Copy all lines of the listing that include the string "browser".

>> START

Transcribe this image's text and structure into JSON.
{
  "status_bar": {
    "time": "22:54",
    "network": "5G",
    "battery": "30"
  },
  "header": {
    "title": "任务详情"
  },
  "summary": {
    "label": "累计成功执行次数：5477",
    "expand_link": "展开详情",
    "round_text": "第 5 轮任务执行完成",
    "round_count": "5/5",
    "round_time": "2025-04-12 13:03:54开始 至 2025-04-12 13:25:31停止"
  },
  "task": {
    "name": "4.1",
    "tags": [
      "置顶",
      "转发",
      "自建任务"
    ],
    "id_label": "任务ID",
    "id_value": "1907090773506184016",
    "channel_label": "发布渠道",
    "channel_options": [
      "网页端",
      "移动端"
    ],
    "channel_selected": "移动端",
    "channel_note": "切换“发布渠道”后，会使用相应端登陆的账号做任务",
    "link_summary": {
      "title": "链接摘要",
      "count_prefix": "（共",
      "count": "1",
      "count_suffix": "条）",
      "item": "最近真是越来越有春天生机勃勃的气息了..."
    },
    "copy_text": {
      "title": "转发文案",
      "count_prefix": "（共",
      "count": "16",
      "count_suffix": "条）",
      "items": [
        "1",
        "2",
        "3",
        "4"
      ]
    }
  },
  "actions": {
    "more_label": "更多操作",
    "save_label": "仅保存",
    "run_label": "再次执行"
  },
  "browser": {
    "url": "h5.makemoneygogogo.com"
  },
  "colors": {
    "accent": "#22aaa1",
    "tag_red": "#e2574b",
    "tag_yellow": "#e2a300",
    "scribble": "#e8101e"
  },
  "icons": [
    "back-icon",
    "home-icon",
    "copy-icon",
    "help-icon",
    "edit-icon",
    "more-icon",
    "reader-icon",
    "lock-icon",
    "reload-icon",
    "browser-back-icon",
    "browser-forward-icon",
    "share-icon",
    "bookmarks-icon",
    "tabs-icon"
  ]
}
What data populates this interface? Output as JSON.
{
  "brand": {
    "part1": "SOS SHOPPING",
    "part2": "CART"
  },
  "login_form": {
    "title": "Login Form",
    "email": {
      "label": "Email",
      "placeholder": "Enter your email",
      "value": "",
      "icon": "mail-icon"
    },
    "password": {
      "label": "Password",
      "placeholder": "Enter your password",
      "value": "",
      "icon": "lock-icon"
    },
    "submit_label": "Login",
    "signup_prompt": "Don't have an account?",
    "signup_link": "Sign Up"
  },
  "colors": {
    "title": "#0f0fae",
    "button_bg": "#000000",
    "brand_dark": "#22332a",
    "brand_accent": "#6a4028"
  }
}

>> END

Response below -
  "browser": {
    "browser-back-icon",
    "browser-forward-icon",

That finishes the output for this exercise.